-- Start Material for the task --

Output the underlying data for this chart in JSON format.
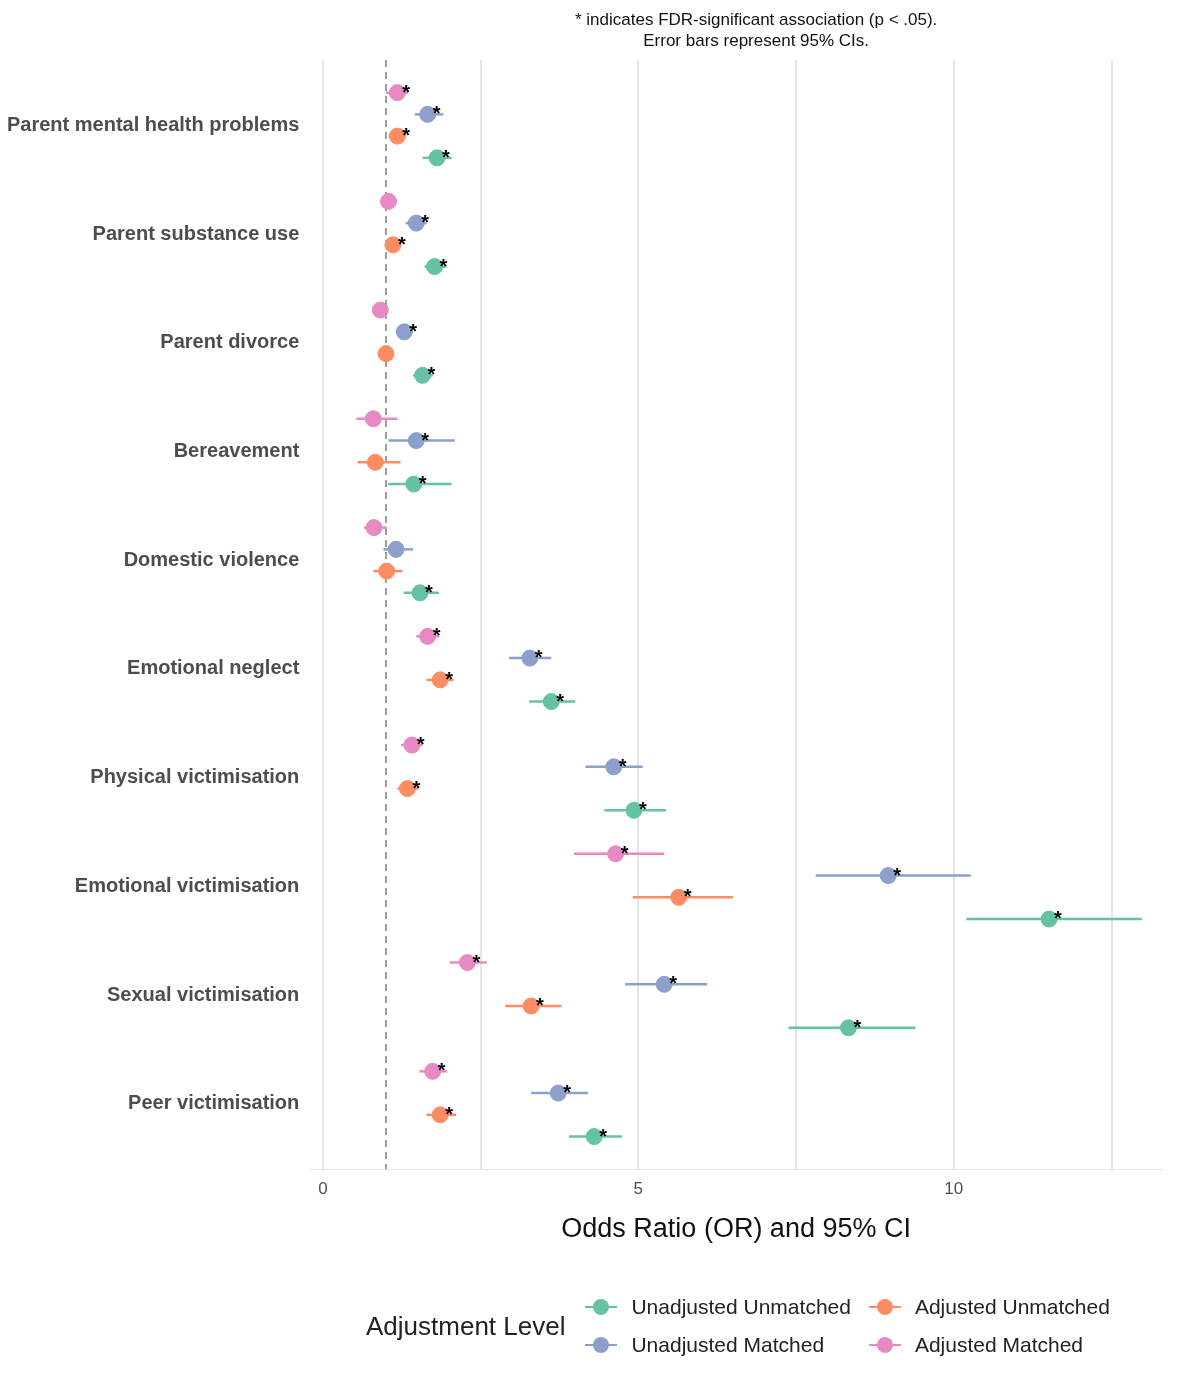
{
  "chart_data": {
    "type": "scatter",
    "orientation": "horizontal",
    "annotations": [
      "* indicates FDR-significant association (p < .05).",
      "Error bars represent 95% CIs."
    ],
    "xlabel": "Odds Ratio (OR) and 95% CI",
    "legend_title": "Adjustment Level",
    "legend": "bottom",
    "grid": "x",
    "marker": "circle",
    "categories": [
      "Parent mental health problems",
      "Parent substance use",
      "Parent divorce",
      "Bereavement",
      "Domestic violence",
      "Emotional neglect",
      "Physical victimisation",
      "Emotional victimisation",
      "Sexual victimisation",
      "Peer victimisation"
    ],
    "xlim": [
      -0.2,
      13.3
    ],
    "xticks": [
      0,
      {
        "value": 2.5,
        "label": null
      },
      5,
      {
        "value": 7.5,
        "label": null
      },
      10,
      {
        "value": 12.5,
        "label": null
      }
    ],
    "ref_lines": [
      {
        "axis": "x",
        "value": 1,
        "line_style": "dashed",
        "color": "#7f7f7f"
      }
    ],
    "series": [
      {
        "name": "Unadjusted Unmatched",
        "color": "#66c2a5",
        "values": [
          1.81,
          1.77,
          1.58,
          1.44,
          1.54,
          3.62,
          4.93,
          11.51,
          8.33,
          4.3
        ],
        "errors": [
          [
            1.58,
            2.04
          ],
          [
            1.61,
            1.96
          ],
          [
            1.43,
            1.74
          ],
          [
            1.03,
            2.04
          ],
          [
            1.28,
            1.84
          ],
          [
            3.27,
            4.0
          ],
          [
            4.46,
            5.44
          ],
          [
            10.2,
            12.98
          ],
          [
            7.38,
            9.39
          ],
          [
            3.9,
            4.74
          ]
        ],
        "value_labels": [
          "*",
          "*",
          "*",
          "*",
          "*",
          "*",
          "*",
          "*",
          "*",
          "*"
        ]
      },
      {
        "name": "Adjusted Unmatched",
        "color": "#fc8d62",
        "values": [
          1.18,
          1.11,
          1.0,
          0.83,
          1.01,
          1.86,
          1.34,
          5.64,
          3.3,
          1.86
        ],
        "errors": [
          [
            1.04,
            1.31
          ],
          [
            1.0,
            1.23
          ],
          [
            0.88,
            1.11
          ],
          [
            0.55,
            1.23
          ],
          [
            0.8,
            1.26
          ],
          [
            1.64,
            2.07
          ],
          [
            1.18,
            1.51
          ],
          [
            4.91,
            6.5
          ],
          [
            2.89,
            3.78
          ],
          [
            1.64,
            2.11
          ]
        ],
        "value_labels": [
          "*",
          "*",
          null,
          null,
          null,
          "*",
          "*",
          "*",
          "*",
          "*"
        ]
      },
      {
        "name": "Unadjusted Matched",
        "color": "#8da0cb",
        "values": [
          1.66,
          1.48,
          1.29,
          1.48,
          1.16,
          3.28,
          4.61,
          8.96,
          5.41,
          3.73
        ],
        "errors": [
          [
            1.46,
            1.91
          ],
          [
            1.31,
            1.64
          ],
          [
            1.16,
            1.43
          ],
          [
            1.04,
            2.09
          ],
          [
            0.96,
            1.43
          ],
          [
            2.95,
            3.62
          ],
          [
            4.16,
            5.07
          ],
          [
            7.81,
            10.27
          ],
          [
            4.79,
            6.09
          ],
          [
            3.3,
            4.2
          ]
        ],
        "value_labels": [
          "*",
          "*",
          "*",
          "*",
          null,
          "*",
          "*",
          "*",
          "*",
          "*"
        ]
      },
      {
        "name": "Adjusted Matched",
        "color": "#e78ac3",
        "values": [
          1.18,
          1.04,
          0.91,
          0.8,
          0.81,
          1.66,
          1.41,
          4.64,
          2.29,
          1.74
        ],
        "errors": [
          [
            1.0,
            1.35
          ],
          [
            0.95,
            1.16
          ],
          [
            0.8,
            1.03
          ],
          [
            0.53,
            1.18
          ],
          [
            0.65,
            1.01
          ],
          [
            1.48,
            1.84
          ],
          [
            1.24,
            1.58
          ],
          [
            3.98,
            5.41
          ],
          [
            2.01,
            2.6
          ],
          [
            1.53,
            1.97
          ]
        ],
        "value_labels": [
          "*",
          null,
          null,
          null,
          null,
          "*",
          "*",
          "*",
          "*",
          "*"
        ]
      }
    ]
  }
}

-- End Material for the task --

■ **Written request**
Leave out all pictures, then copy the remaining material exactly.

■ **Complete response**
Output the underlying data for this chart in JSON format.
{
  "chart_data": {
    "type": "scatter",
    "orientation": "horizontal",
    "annotations": [
      "* indicates FDR-significant association (p < .05).",
      "Error bars represent 95% CIs."
    ],
    "xlabel": "Odds Ratio (OR) and 95% CI",
    "legend_title": "Adjustment Level",
    "legend": "bottom",
    "grid": "x",
    "marker": "circle",
    "categories": [
      "Parent mental health problems",
      "Parent substance use",
      "Parent divorce",
      "Bereavement",
      "Domestic violence",
      "Emotional neglect",
      "Physical victimisation",
      "Emotional victimisation",
      "Sexual victimisation",
      "Peer victimisation"
    ],
    "xlim": [
      -0.2,
      13.3
    ],
    "xticks": [
      0,
      {
        "value": 2.5,
        "label": null
      },
      5,
      {
        "value": 7.5,
        "label": null
      },
      10,
      {
        "value": 12.5,
        "label": null
      }
    ],
    "ref_lines": [
      {
        "axis": "x",
        "value": 1,
        "line_style": "dashed",
        "color": "#7f7f7f"
      }
    ],
    "series": [
      {
        "name": "Unadjusted Unmatched",
        "color": "#66c2a5",
        "values": [
          1.81,
          1.77,
          1.58,
          1.44,
          1.54,
          3.62,
          4.93,
          11.51,
          8.33,
          4.3
        ],
        "errors": [
          [
            1.58,
            2.04
          ],
          [
            1.61,
            1.96
          ],
          [
            1.43,
            1.74
          ],
          [
            1.03,
            2.04
          ],
          [
            1.28,
            1.84
          ],
          [
            3.27,
            4.0
          ],
          [
            4.46,
            5.44
          ],
          [
            10.2,
            12.98
          ],
          [
            7.38,
            9.39
          ],
          [
            3.9,
            4.74
          ]
        ],
        "value_labels": [
          "*",
          "*",
          "*",
          "*",
          "*",
          "*",
          "*",
          "*",
          "*",
          "*"
        ]
      },
      {
        "name": "Adjusted Unmatched",
        "color": "#fc8d62",
        "values": [
          1.18,
          1.11,
          1.0,
          0.83,
          1.01,
          1.86,
          1.34,
          5.64,
          3.3,
          1.86
        ],
        "errors": [
          [
            1.04,
            1.31
          ],
          [
            1.0,
            1.23
          ],
          [
            0.88,
            1.11
          ],
          [
            0.55,
            1.23
          ],
          [
            0.8,
            1.26
          ],
          [
            1.64,
            2.07
          ],
          [
            1.18,
            1.51
          ],
          [
            4.91,
            6.5
          ],
          [
            2.89,
            3.78
          ],
          [
            1.64,
            2.11
          ]
        ],
        "value_labels": [
          "*",
          "*",
          null,
          null,
          null,
          "*",
          "*",
          "*",
          "*",
          "*"
        ]
      },
      {
        "name": "Unadjusted Matched",
        "color": "#8da0cb",
        "values": [
          1.66,
          1.48,
          1.29,
          1.48,
          1.16,
          3.28,
          4.61,
          8.96,
          5.41,
          3.73
        ],
        "errors": [
          [
            1.46,
            1.91
          ],
          [
            1.31,
            1.64
          ],
          [
            1.16,
            1.43
          ],
          [
            1.04,
            2.09
          ],
          [
            0.96,
            1.43
          ],
          [
            2.95,
            3.62
          ],
          [
            4.16,
            5.07
          ],
          [
            7.81,
            10.27
          ],
          [
            4.79,
            6.09
          ],
          [
            3.3,
            4.2
          ]
        ],
        "value_labels": [
          "*",
          "*",
          "*",
          "*",
          null,
          "*",
          "*",
          "*",
          "*",
          "*"
        ]
      },
      {
        "name": "Adjusted Matched",
        "color": "#e78ac3",
        "values": [
          1.18,
          1.04,
          0.91,
          0.8,
          0.81,
          1.66,
          1.41,
          4.64,
          2.29,
          1.74
        ],
        "errors": [
          [
            1.0,
            1.35
          ],
          [
            0.95,
            1.16
          ],
          [
            0.8,
            1.03
          ],
          [
            0.53,
            1.18
          ],
          [
            0.65,
            1.01
          ],
          [
            1.48,
            1.84
          ],
          [
            1.24,
            1.58
          ],
          [
            3.98,
            5.41
          ],
          [
            2.01,
            2.6
          ],
          [
            1.53,
            1.97
          ]
        ],
        "value_labels": [
          "*",
          null,
          null,
          null,
          null,
          "*",
          "*",
          "*",
          "*",
          "*"
        ]
      }
    ]
  }
}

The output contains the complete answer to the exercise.